#### Dataset ####
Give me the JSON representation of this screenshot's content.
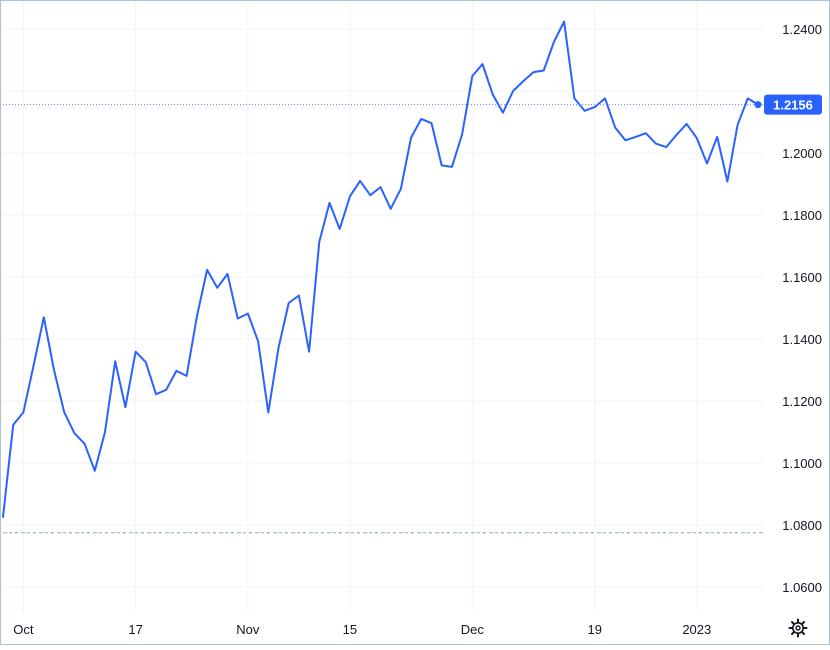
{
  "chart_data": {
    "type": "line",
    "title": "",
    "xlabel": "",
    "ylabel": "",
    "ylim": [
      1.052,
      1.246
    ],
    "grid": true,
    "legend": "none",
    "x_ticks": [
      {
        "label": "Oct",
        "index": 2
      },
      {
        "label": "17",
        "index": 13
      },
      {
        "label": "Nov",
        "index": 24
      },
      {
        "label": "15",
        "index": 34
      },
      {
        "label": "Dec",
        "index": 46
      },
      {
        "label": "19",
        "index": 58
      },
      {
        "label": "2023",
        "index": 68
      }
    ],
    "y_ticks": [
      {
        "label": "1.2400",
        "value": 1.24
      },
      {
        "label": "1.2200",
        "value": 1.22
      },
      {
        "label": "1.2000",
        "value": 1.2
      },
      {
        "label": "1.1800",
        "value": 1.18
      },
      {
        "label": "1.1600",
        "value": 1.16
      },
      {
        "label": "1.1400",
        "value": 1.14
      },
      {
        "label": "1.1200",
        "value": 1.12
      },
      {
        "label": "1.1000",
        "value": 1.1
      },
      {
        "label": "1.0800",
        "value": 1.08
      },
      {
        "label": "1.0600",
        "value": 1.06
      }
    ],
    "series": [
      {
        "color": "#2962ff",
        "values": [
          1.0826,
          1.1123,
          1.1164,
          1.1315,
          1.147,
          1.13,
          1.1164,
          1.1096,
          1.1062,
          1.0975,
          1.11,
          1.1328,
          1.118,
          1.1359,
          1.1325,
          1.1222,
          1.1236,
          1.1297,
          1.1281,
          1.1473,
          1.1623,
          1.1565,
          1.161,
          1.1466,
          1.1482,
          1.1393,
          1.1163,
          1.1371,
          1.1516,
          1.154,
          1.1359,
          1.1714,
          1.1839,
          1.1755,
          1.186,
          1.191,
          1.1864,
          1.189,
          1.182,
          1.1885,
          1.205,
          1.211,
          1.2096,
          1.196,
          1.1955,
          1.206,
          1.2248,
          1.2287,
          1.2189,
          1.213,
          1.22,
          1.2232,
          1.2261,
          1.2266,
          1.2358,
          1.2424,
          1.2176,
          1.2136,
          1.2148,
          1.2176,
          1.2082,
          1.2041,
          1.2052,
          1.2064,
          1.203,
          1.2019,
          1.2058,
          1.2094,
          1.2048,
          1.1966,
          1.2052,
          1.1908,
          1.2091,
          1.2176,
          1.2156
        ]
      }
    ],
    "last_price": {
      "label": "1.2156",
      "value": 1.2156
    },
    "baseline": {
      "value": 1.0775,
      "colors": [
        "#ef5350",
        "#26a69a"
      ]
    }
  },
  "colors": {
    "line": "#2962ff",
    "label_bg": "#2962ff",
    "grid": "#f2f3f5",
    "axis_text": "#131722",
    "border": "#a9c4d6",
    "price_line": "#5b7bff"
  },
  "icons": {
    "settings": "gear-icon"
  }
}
####
What the task asks: Reproduce every line precisely as given, omitting all pictures.

Correct response:
Give me the JSON representation of this screenshot's content.
{
  "chart_data": {
    "type": "line",
    "title": "",
    "xlabel": "",
    "ylabel": "",
    "ylim": [
      1.052,
      1.246
    ],
    "grid": true,
    "legend": "none",
    "x_ticks": [
      {
        "label": "Oct",
        "index": 2
      },
      {
        "label": "17",
        "index": 13
      },
      {
        "label": "Nov",
        "index": 24
      },
      {
        "label": "15",
        "index": 34
      },
      {
        "label": "Dec",
        "index": 46
      },
      {
        "label": "19",
        "index": 58
      },
      {
        "label": "2023",
        "index": 68
      }
    ],
    "y_ticks": [
      {
        "label": "1.2400",
        "value": 1.24
      },
      {
        "label": "1.2200",
        "value": 1.22
      },
      {
        "label": "1.2000",
        "value": 1.2
      },
      {
        "label": "1.1800",
        "value": 1.18
      },
      {
        "label": "1.1600",
        "value": 1.16
      },
      {
        "label": "1.1400",
        "value": 1.14
      },
      {
        "label": "1.1200",
        "value": 1.12
      },
      {
        "label": "1.1000",
        "value": 1.1
      },
      {
        "label": "1.0800",
        "value": 1.08
      },
      {
        "label": "1.0600",
        "value": 1.06
      }
    ],
    "series": [
      {
        "color": "#2962ff",
        "values": [
          1.0826,
          1.1123,
          1.1164,
          1.1315,
          1.147,
          1.13,
          1.1164,
          1.1096,
          1.1062,
          1.0975,
          1.11,
          1.1328,
          1.118,
          1.1359,
          1.1325,
          1.1222,
          1.1236,
          1.1297,
          1.1281,
          1.1473,
          1.1623,
          1.1565,
          1.161,
          1.1466,
          1.1482,
          1.1393,
          1.1163,
          1.1371,
          1.1516,
          1.154,
          1.1359,
          1.1714,
          1.1839,
          1.1755,
          1.186,
          1.191,
          1.1864,
          1.189,
          1.182,
          1.1885,
          1.205,
          1.211,
          1.2096,
          1.196,
          1.1955,
          1.206,
          1.2248,
          1.2287,
          1.2189,
          1.213,
          1.22,
          1.2232,
          1.2261,
          1.2266,
          1.2358,
          1.2424,
          1.2176,
          1.2136,
          1.2148,
          1.2176,
          1.2082,
          1.2041,
          1.2052,
          1.2064,
          1.203,
          1.2019,
          1.2058,
          1.2094,
          1.2048,
          1.1966,
          1.2052,
          1.1908,
          1.2091,
          1.2176,
          1.2156
        ]
      }
    ],
    "last_price": {
      "label": "1.2156",
      "value": 1.2156
    },
    "baseline": {
      "value": 1.0775,
      "colors": [
        "#ef5350",
        "#26a69a"
      ]
    }
  },
  "colors": {
    "line": "#2962ff",
    "label_bg": "#2962ff",
    "grid": "#f2f3f5",
    "axis_text": "#131722",
    "border": "#a9c4d6",
    "price_line": "#5b7bff"
  },
  "icons": {
    "settings": "gear-icon"
  }
}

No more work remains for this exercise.